##### TEXT PASSAGE

• Country/City
    World
  • Topics
    Climate Finance, Financing, Policy and Governance
  • Published On

    March 13, 2017

  • Author(s)

    Niranjali Amerasinghe, Joe Thwaites, Gaia Larsen and Athena Ballesteros

In recognition of the importance of public finance, the global community has established several “climate funds.” These funds are designed to disburse funding to developing countries to help meet the cost of climate change mitigation and adaptation. Capitalized primarily by developed countries, the funds also serve as recognition of the greater historic responsibility these countries have for current atmospheric greenhouse gases. While several international climate funds now exist, their combined resources of $23 billion are a mere fraction of the global need of trillions of dollars a year. The funds must therefore distribute their precious resources carefully to ensure maximum positive impact.

##########

Can you reproduce the climate funds text in full, word for word, with nothing changed?

##### DATA SECTION

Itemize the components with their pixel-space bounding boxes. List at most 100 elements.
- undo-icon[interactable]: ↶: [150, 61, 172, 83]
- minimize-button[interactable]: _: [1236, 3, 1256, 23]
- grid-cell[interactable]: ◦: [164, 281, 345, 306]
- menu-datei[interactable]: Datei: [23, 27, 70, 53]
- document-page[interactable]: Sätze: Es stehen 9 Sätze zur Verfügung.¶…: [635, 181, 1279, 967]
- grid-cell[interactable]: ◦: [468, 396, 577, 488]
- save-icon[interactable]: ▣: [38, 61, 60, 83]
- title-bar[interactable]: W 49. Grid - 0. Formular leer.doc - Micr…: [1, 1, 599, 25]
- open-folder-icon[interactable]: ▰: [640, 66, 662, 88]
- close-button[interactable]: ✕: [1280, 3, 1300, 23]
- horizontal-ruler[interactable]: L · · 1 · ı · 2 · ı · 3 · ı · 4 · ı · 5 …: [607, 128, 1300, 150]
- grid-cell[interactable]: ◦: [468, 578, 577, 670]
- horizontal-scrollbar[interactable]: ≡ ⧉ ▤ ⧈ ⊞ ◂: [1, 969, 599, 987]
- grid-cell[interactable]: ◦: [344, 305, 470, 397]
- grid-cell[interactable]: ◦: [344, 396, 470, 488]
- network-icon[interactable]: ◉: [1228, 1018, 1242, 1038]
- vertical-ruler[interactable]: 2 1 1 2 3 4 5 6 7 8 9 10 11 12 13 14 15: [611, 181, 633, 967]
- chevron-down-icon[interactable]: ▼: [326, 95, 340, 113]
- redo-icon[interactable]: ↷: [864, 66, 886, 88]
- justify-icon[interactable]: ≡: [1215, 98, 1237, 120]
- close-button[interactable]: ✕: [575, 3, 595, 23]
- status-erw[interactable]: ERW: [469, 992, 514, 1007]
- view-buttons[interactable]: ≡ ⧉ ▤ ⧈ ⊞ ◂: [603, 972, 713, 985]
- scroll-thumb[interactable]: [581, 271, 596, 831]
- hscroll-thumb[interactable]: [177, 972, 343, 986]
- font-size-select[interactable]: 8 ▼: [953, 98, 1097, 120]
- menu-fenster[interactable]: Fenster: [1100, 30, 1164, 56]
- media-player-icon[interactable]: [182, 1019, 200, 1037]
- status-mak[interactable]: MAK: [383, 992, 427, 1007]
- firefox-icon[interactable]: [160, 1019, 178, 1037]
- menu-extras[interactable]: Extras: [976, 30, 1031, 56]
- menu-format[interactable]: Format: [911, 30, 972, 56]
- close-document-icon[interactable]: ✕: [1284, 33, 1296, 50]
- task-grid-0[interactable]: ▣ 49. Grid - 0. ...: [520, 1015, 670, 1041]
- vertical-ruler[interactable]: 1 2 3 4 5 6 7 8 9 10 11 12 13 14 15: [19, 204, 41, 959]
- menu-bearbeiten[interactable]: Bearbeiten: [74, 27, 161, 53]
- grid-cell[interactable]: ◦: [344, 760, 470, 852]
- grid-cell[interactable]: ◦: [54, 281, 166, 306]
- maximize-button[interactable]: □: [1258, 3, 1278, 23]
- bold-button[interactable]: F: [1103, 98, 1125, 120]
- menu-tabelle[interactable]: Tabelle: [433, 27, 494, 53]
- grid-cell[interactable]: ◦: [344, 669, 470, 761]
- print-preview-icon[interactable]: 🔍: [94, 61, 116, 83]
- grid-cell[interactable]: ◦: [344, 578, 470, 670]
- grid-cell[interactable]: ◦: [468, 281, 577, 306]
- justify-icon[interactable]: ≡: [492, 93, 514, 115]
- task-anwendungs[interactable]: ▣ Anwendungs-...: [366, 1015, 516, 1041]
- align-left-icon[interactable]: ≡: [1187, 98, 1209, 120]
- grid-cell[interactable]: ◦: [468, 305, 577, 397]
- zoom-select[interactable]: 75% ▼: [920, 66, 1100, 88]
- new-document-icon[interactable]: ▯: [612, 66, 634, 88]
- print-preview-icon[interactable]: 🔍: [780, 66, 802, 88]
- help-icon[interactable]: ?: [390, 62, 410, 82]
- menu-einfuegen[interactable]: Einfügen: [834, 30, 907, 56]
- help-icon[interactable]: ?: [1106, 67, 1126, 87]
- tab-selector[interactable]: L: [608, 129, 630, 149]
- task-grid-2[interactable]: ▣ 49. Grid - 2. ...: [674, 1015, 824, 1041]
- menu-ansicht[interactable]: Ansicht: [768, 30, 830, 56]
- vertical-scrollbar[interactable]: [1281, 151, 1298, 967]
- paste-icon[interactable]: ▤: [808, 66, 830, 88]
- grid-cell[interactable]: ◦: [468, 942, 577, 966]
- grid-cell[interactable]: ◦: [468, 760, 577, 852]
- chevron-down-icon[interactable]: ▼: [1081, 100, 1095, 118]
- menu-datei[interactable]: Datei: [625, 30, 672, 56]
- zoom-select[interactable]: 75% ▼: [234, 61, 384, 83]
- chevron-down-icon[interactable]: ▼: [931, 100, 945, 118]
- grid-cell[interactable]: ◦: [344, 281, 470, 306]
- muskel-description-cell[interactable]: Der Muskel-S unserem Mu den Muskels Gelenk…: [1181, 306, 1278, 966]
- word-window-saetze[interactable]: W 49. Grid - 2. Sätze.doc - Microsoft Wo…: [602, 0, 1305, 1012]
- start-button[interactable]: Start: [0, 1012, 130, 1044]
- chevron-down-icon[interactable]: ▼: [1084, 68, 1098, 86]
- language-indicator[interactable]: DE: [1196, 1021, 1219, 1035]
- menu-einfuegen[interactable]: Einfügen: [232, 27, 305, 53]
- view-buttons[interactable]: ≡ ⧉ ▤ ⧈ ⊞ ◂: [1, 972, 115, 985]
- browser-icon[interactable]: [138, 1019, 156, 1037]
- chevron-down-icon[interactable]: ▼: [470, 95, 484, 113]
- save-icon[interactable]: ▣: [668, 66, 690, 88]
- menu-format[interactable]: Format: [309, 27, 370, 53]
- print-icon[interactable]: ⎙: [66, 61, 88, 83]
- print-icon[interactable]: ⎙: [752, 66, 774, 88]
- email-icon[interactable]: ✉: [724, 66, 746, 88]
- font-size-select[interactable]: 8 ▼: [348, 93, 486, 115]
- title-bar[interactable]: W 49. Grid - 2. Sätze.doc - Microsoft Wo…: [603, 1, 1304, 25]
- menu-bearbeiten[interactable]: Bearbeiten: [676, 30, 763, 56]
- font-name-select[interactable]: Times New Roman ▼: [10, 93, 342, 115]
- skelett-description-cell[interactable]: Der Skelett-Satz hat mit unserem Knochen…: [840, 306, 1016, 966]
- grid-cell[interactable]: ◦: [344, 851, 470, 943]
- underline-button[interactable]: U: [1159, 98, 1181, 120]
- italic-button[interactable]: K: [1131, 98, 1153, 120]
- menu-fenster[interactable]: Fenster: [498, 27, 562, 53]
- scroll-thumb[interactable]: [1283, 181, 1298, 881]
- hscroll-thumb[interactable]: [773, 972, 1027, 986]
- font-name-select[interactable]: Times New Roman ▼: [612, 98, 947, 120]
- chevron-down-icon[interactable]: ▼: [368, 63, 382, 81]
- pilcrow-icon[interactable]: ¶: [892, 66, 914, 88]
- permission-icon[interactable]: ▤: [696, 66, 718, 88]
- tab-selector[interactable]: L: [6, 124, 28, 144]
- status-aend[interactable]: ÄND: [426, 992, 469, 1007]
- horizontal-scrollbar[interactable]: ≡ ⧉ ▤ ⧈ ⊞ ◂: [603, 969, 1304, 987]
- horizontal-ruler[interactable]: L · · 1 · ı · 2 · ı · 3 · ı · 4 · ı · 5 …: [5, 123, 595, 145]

##########

# [SOLUTION TO THE PROBLEM]
• Country/City
    World
  • Topics
    Climate Finance, Financing, Policy and Governance
  • Published On

    March 13, 2017

  • Author(s)

    Niranjali Amerasinghe, Joe Thwaites, Gaia Larsen and Athena Ballesteros

In recognition of the importance of public finance, the global community has established several “climate funds.” These funds are designed to disburse funding to developing countries to help meet the cost of climate change mitigation and adaptation. Capitalized primarily by developed countries, the funds also serve as recognition of the greater historic responsibility these countries have for current atmospheric greenhouse gases. While several international climate funds now exist, their combined resources of $23 billion are a mere fraction of the global need of trillions of dollars a year. The funds must therefore distribute their precious resources carefully to ensure maximum positive impact.